The records should be repeated word for word, pictures excluded.

··········

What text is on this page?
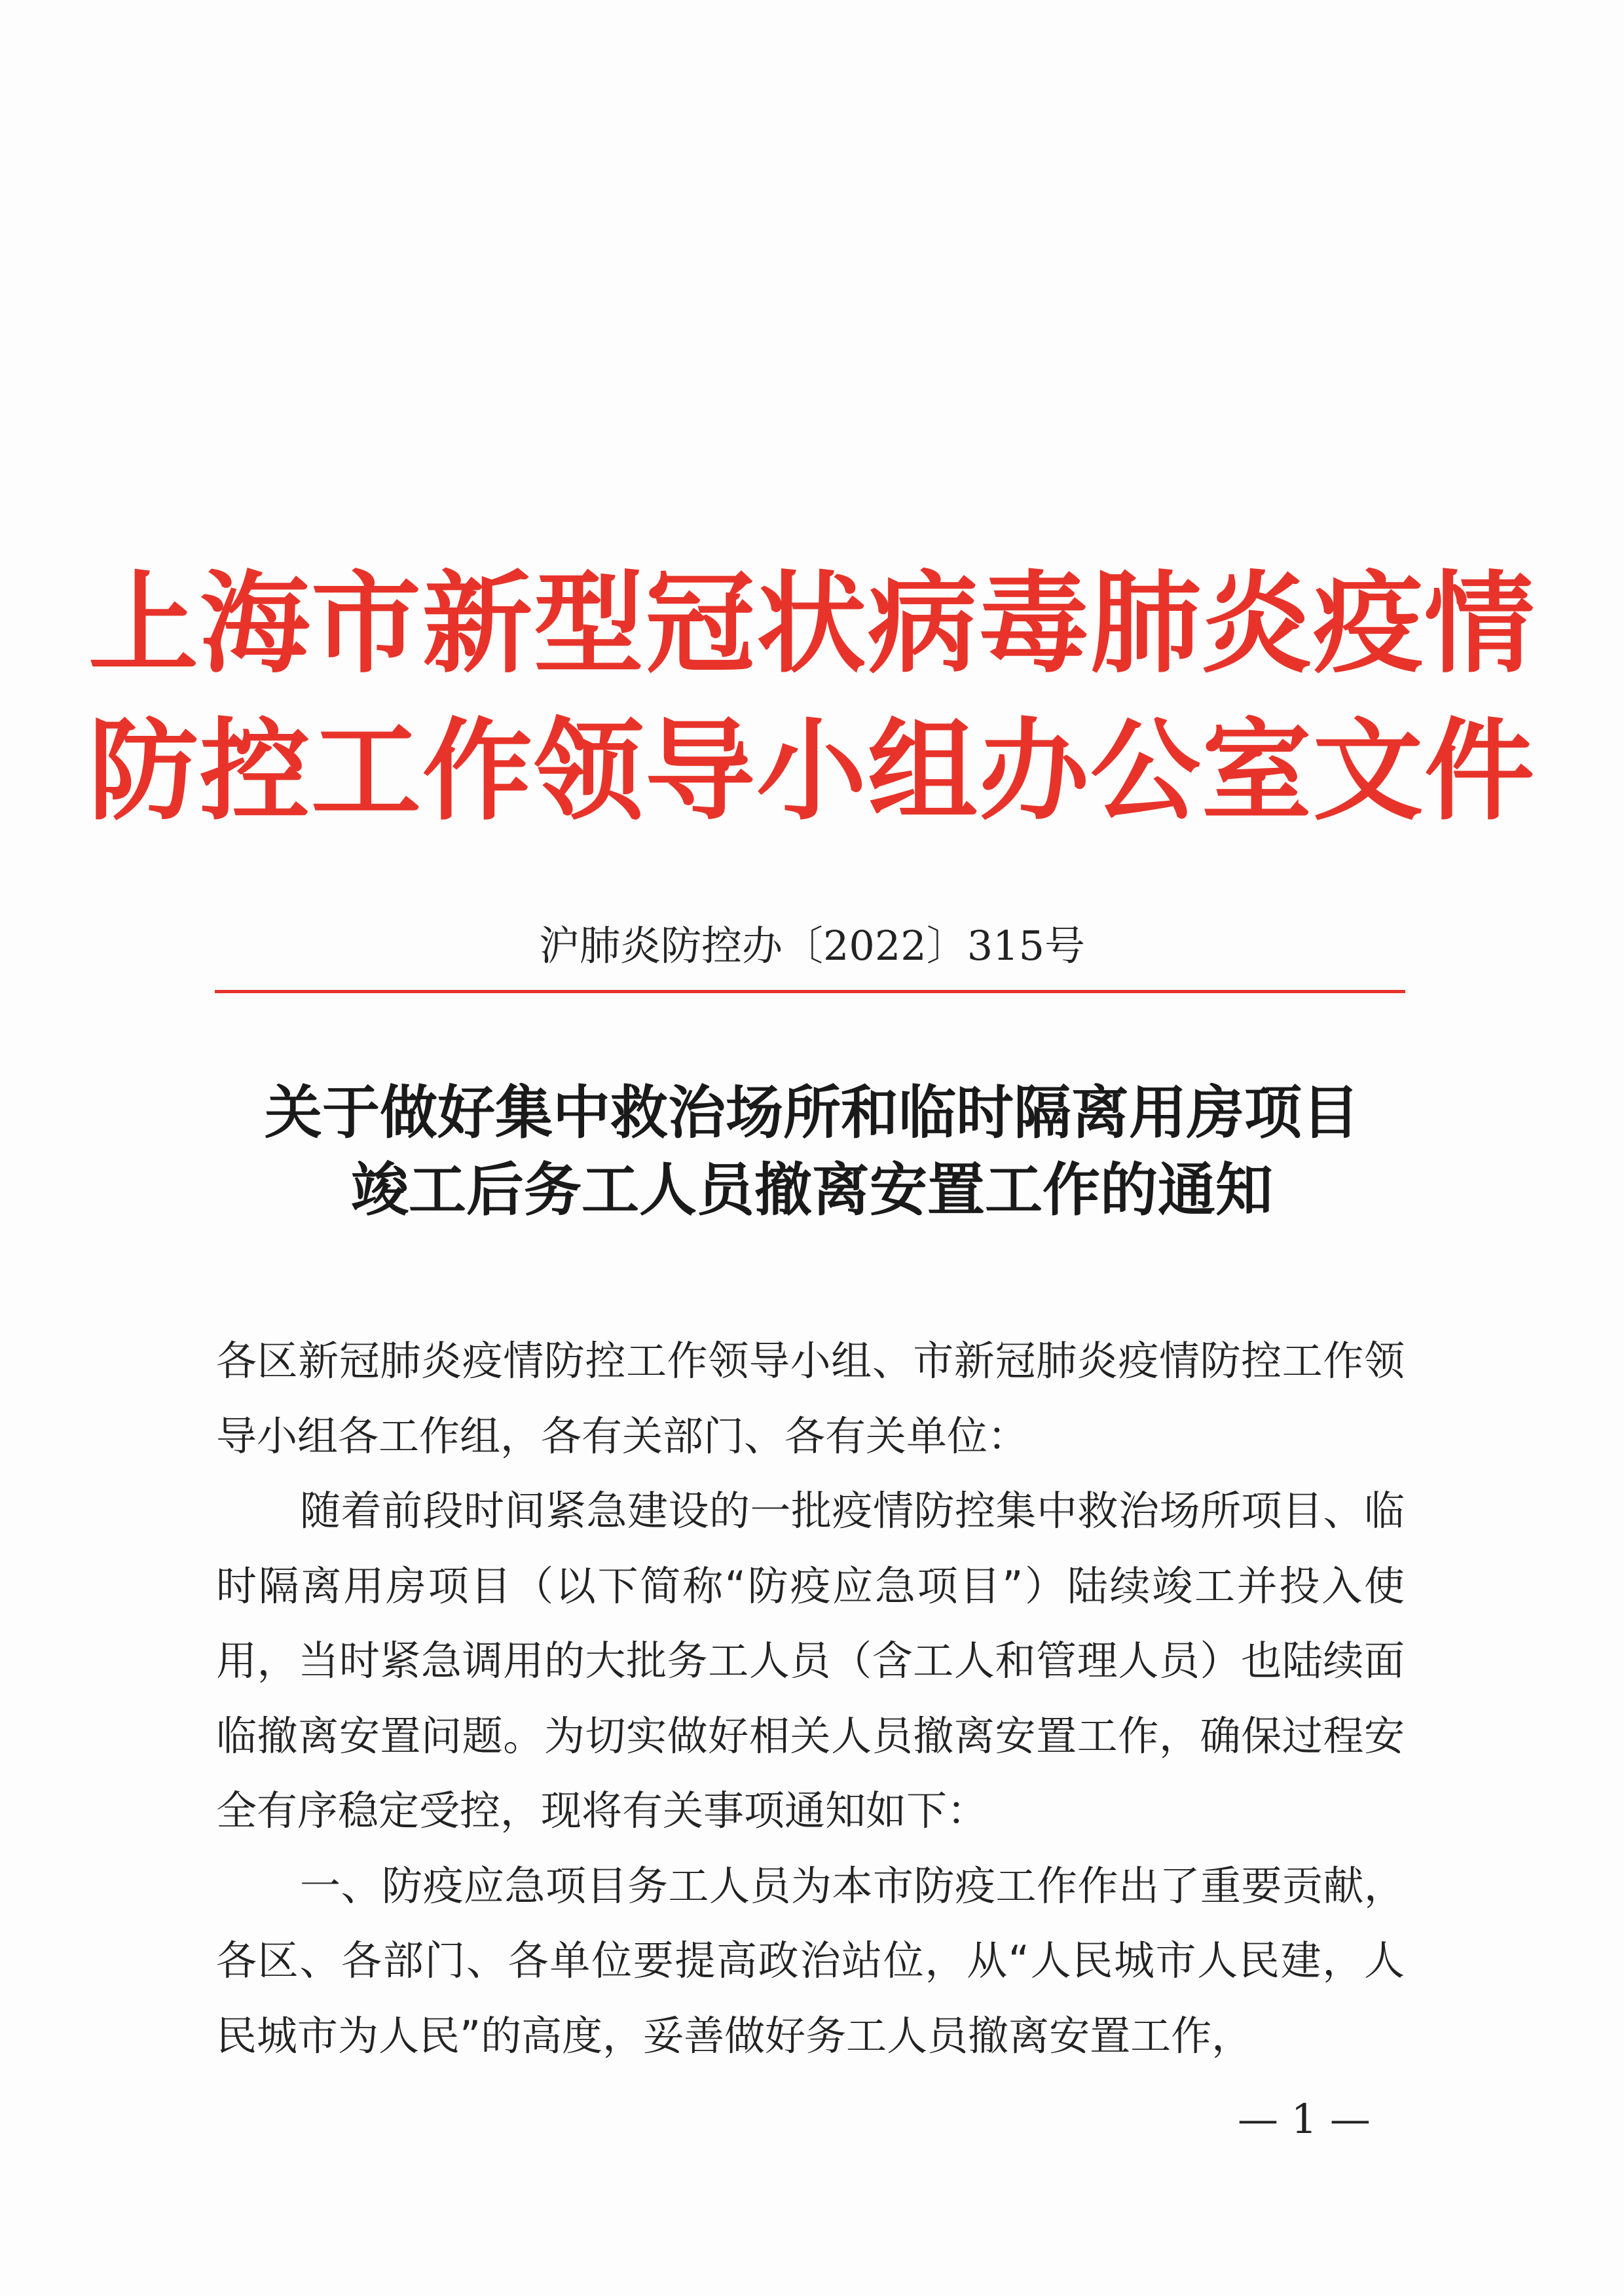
上海市新型冠状病毒肺炎疫情
防控工作领导小组办公室文件
沪肺炎防控办〔2022〕315号
关于做好集中救治场所和临时隔离用房项目
竣工后务工人员撤离安置工作的通知

各区新冠肺炎疫情防控工作领导小组、市新冠肺炎疫情防控工作领导小组各工作组，各有关部门、各有关单位：

随着前段时间紧急建设的一批疫情防控集中救治场所项目、临时隔离用房项目（以下简称“防疫应急项目”）陆续竣工并投入使用，当时紧急调用的大批务工人员（含工人和管理人员）也陆续面临撤离安置问题。为切实做好相关人员撤离安置工作，确保过程安全有序稳定受控，现将有关事项通知如下：

一、防疫应急项目务工人员为本市防疫工作作出了重要贡献，各区、各部门、各单位要提高政治站位，从“人民城市人民建，人民城市为人民”的高度，妥善做好务工人员撤离安置工作，

— 1 —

··········

§ **The response**
What text is on this page?
上海市新型冠状病毒肺炎疫情
防控工作领导小组办公室文件
沪肺炎防控办〔2022〕315号
关于做好集中救治场所和临时隔离用房项目
竣工后务工人员撤离安置工作的通知

各区新冠肺炎疫情防控工作领导小组、市新冠肺炎疫情防控工作领导小组各工作组，各有关部门、各有关单位：

随着前段时间紧急建设的一批疫情防控集中救治场所项目、临时隔离用房项目（以下简称“防疫应急项目”）陆续竣工并投入使用，当时紧急调用的大批务工人员（含工人和管理人员）也陆续面临撤离安置问题。为切实做好相关人员撤离安置工作，确保过程安全有序稳定受控，现将有关事项通知如下：

一、防疫应急项目务工人员为本市防疫工作作出了重要贡献，各区、各部门、各单位要提高政治站位，从“人民城市人民建，人民城市为人民”的高度，妥善做好务工人员撤离安置工作，

— 1 —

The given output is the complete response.